------ LISTED ENTRIES
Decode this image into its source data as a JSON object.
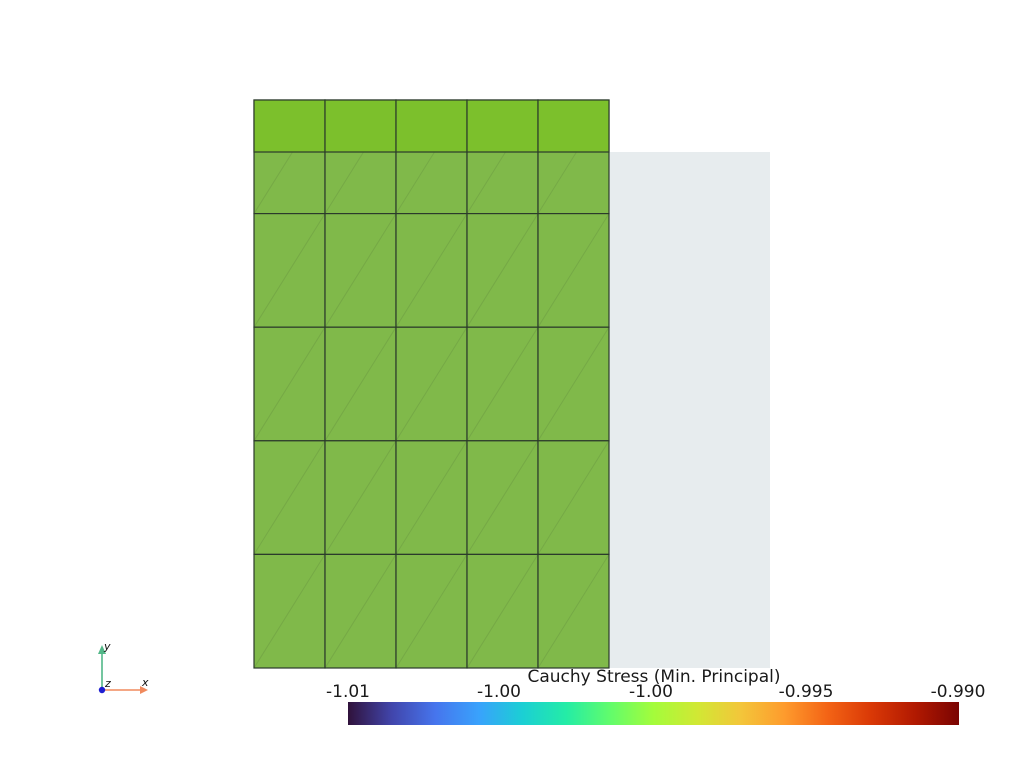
{
  "scene": {
    "background": "#ffffff",
    "reference_outline_color": "#e7ecee",
    "mesh": {
      "rows": 5,
      "cols": 5,
      "fill_color": "#80b94a",
      "top_row_color": "#7cc02c",
      "edge_color": "#2b3a2b"
    }
  },
  "colorbar": {
    "title": "Cauchy Stress (Min. Principal)",
    "tick_labels": [
      "-1.01",
      "-1.00",
      "-1.00",
      "-0.995",
      "-0.990"
    ],
    "colormap": "turbo",
    "colors": [
      "#30123b",
      "#4145ab",
      "#4675ed",
      "#39a2fc",
      "#1bcfd4",
      "#24eca6",
      "#61fc6c",
      "#a4fc3b",
      "#d1e834",
      "#f3c63a",
      "#fe9b2d",
      "#f36315",
      "#d93806",
      "#b11901",
      "#7a0402"
    ]
  },
  "orientation_axes": {
    "x_label": "x",
    "y_label": "y",
    "z_label": "z",
    "x_color": "#f08a5d",
    "y_color": "#52b788",
    "z_color": "#1f1fd1"
  }
}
------------
__WORK INSTRUCTIONS__. Without including the pictures, return each record above exactly as it stands.

__WRITTEN RESPONSE__.
Decode this image into its source data as a JSON object.
{
  "scene": {
    "background": "#ffffff",
    "reference_outline_color": "#e7ecee",
    "mesh": {
      "rows": 5,
      "cols": 5,
      "fill_color": "#80b94a",
      "top_row_color": "#7cc02c",
      "edge_color": "#2b3a2b"
    }
  },
  "colorbar": {
    "title": "Cauchy Stress (Min. Principal)",
    "tick_labels": [
      "-1.01",
      "-1.00",
      "-1.00",
      "-0.995",
      "-0.990"
    ],
    "colormap": "turbo",
    "colors": [
      "#30123b",
      "#4145ab",
      "#4675ed",
      "#39a2fc",
      "#1bcfd4",
      "#24eca6",
      "#61fc6c",
      "#a4fc3b",
      "#d1e834",
      "#f3c63a",
      "#fe9b2d",
      "#f36315",
      "#d93806",
      "#b11901",
      "#7a0402"
    ]
  },
  "orientation_axes": {
    "x_label": "x",
    "y_label": "y",
    "z_label": "z",
    "x_color": "#f08a5d",
    "y_color": "#52b788",
    "z_color": "#1f1fd1"
  }
}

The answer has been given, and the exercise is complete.